Problem description →
Where does the string "axloqiy" appear? Copy every line of the entries below that holds it.

(Dataset items)
════════

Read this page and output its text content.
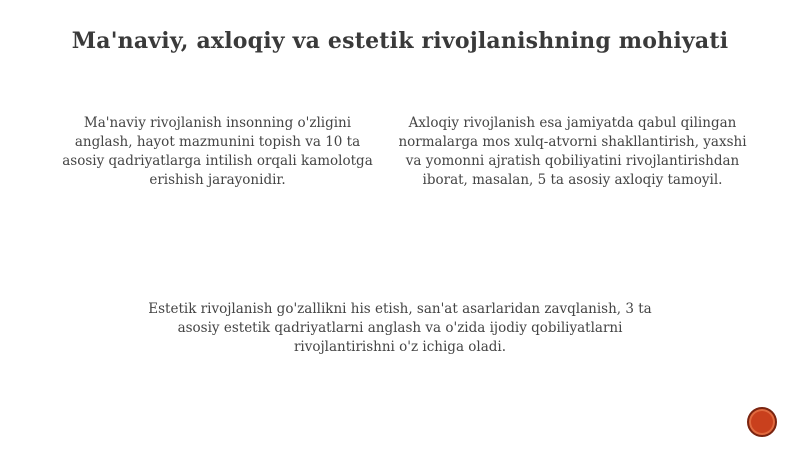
Ma'naviy, axloqiy va estetik rivojlanishning mohiyati
Ma'naviy rivojlanish insonning o'zligini anglash, hayot mazmunini topish va 10 ta asosiy qadriyatlarga intilish orqali kamolotga erishish jarayonidir.
Axloqiy rivojlanish esa jamiyatda qabul qilingan normalarga mos xulq-atvorni shakllantirish, yaxshi va yomonni ajratish qobiliyatini rivojlantirishdan iborat, masalan, 5 ta asosiy axloqiy tamoyil.
Estetik rivojlanish go'zallikni his etish, san'at asarlaridan zavqlanish, 3 ta asosiy estetik qadriyatlarni anglash va o'zida ijodiy qobiliyatlarni rivojlantirishni o'z ichiga oladi.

════════

Expected output →
Ma'naviy, axloqiy va estetik rivojlanishning mohiyati
Axloqiy rivojlanish esa jamiyatda qabul qilingan normalarga mos xulq-atvorni shakllantirish, yaxshi va yomonni ajratish qobiliyatini rivojlantirishdan iborat, masalan, 5 ta asosiy axloqiy tamoyil.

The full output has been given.